Extracted data entries
• • • • • • •

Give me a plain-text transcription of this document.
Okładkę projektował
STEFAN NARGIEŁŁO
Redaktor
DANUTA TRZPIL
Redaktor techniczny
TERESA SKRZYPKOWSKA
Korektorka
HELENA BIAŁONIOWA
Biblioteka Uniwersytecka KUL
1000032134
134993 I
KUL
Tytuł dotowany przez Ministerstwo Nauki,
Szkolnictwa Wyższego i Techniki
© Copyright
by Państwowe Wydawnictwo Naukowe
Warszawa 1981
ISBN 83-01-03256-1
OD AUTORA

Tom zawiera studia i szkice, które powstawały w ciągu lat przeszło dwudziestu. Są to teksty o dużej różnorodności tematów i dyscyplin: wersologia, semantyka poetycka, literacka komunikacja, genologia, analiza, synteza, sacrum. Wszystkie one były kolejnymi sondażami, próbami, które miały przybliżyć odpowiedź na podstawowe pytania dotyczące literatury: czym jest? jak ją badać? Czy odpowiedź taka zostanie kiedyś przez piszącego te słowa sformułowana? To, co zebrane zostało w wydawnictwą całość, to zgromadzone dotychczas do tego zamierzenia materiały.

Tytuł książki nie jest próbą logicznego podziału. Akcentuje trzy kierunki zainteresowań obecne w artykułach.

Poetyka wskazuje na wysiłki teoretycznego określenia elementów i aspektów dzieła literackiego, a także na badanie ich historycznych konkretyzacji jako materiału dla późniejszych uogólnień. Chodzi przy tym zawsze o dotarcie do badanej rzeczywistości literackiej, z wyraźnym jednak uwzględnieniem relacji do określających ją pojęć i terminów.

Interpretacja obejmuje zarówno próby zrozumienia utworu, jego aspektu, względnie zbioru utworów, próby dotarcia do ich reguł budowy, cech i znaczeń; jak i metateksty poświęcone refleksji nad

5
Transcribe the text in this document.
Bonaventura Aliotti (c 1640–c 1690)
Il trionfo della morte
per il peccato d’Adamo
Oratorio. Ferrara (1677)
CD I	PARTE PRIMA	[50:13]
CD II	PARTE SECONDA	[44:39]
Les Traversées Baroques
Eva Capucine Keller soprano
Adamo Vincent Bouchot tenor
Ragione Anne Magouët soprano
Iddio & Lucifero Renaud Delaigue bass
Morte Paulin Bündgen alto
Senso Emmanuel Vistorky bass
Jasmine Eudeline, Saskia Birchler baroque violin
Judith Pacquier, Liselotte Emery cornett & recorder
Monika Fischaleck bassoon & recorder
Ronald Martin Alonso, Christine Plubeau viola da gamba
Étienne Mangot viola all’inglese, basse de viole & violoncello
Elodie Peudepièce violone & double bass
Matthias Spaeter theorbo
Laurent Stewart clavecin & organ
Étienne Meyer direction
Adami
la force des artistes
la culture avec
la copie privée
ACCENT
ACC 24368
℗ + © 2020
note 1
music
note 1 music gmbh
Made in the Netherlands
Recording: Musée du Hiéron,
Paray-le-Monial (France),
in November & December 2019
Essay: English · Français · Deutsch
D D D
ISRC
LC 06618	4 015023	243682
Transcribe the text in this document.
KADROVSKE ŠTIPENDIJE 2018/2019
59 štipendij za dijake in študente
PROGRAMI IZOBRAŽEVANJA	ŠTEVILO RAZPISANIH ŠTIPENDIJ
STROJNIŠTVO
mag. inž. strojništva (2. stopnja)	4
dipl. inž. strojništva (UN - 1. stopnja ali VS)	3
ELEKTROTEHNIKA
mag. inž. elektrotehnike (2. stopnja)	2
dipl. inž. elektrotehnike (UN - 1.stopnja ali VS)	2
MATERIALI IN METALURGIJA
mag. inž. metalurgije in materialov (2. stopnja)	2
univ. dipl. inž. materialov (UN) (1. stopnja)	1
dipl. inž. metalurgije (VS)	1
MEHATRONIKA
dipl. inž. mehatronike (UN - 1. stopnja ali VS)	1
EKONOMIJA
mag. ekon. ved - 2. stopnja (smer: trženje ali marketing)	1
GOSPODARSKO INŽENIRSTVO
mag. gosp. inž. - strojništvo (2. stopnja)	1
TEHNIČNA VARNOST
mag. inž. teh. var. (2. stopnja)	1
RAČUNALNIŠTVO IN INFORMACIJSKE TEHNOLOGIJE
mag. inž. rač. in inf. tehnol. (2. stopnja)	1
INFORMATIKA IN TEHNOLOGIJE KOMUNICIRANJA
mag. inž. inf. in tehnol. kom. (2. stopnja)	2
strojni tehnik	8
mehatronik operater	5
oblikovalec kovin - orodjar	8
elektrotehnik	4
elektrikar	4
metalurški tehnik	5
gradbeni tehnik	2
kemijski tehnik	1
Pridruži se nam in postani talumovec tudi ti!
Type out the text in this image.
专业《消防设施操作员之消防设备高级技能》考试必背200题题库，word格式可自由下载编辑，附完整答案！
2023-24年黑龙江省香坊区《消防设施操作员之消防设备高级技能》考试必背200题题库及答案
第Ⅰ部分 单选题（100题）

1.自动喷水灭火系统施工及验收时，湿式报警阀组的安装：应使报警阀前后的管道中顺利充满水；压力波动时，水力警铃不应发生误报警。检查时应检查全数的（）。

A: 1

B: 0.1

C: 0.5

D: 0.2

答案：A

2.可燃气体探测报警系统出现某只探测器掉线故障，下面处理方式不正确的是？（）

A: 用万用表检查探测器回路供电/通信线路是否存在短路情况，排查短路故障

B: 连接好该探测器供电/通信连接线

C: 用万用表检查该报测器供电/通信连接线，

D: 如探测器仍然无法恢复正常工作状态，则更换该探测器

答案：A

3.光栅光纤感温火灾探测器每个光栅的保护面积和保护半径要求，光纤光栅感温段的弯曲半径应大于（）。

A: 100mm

• • • • • • •

> [WHAT THE TASK REQUIRES]
In the records above, how many lines include the string "recorder"? Answer with only the number.

> [SOLUTION TO THE PROBLEM]
2